• INPUT FOR THIS TASK:

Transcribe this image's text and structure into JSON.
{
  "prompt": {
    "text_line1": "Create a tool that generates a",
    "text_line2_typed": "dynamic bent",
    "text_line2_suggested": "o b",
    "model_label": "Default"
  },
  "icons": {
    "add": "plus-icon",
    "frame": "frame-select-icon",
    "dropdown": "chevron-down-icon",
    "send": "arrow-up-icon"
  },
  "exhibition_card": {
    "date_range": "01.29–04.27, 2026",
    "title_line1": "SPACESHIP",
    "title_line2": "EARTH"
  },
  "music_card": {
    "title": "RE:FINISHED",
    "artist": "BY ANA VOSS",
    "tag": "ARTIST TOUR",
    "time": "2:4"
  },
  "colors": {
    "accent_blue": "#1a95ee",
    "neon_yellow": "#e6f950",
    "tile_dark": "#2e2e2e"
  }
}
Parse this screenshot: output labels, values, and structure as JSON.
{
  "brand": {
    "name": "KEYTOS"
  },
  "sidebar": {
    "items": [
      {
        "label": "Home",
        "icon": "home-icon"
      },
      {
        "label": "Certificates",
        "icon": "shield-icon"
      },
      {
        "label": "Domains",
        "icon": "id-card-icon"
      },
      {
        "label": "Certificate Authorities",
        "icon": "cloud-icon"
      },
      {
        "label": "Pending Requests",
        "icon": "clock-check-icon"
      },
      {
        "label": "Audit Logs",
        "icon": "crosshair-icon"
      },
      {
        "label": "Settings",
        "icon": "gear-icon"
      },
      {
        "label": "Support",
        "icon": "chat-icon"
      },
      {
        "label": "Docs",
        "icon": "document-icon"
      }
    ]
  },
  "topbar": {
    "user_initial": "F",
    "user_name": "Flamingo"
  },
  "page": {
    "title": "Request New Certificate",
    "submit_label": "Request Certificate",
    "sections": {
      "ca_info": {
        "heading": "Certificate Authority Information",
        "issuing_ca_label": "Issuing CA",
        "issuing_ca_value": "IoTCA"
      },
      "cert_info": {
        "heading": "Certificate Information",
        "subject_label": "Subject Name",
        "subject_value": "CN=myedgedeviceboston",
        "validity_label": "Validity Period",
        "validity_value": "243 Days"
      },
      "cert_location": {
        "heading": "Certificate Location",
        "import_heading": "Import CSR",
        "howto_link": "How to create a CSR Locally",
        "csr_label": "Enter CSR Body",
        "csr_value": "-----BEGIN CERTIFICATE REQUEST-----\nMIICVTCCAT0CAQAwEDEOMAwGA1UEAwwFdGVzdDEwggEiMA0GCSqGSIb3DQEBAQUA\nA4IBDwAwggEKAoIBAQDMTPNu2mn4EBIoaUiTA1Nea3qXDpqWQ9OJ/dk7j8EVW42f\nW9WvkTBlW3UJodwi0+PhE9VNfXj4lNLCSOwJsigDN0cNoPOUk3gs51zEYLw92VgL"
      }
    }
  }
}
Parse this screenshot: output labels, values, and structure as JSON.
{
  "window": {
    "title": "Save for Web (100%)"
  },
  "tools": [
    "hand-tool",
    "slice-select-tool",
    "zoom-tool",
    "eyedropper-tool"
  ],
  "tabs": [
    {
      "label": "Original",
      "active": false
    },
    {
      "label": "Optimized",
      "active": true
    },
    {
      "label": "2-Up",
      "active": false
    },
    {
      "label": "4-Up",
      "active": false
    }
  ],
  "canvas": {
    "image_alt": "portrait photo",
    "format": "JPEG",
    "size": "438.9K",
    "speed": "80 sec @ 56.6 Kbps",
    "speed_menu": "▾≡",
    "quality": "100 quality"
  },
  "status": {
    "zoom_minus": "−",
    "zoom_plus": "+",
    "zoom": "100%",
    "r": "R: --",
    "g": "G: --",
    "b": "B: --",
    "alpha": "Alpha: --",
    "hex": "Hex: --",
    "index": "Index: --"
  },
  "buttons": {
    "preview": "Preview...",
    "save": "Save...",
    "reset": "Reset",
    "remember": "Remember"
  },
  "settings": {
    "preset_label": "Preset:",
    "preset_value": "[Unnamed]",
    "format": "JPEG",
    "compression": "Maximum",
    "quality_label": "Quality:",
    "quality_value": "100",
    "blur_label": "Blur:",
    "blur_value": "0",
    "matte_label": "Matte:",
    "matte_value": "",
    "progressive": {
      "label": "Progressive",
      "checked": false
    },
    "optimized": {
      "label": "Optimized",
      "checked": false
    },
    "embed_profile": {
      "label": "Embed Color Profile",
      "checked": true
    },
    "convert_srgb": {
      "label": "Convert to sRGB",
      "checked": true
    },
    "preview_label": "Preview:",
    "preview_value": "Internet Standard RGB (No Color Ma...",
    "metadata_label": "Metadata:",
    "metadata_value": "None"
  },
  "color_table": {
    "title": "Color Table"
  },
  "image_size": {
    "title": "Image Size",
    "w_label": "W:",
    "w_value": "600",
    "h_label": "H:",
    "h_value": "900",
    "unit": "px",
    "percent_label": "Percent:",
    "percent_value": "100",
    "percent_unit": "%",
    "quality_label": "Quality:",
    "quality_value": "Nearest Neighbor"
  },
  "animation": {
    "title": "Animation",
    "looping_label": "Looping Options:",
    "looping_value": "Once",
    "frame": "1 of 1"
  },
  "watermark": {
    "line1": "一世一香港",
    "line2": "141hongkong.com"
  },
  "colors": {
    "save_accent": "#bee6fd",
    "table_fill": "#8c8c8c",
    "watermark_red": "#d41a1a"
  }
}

• TASK TO CARRY OUT: Find each line holding the word "select" and copy it.

• ANSWER FOR THIS EXERCISE:
    "frame": "frame-select-icon",
    "slice-select-tool",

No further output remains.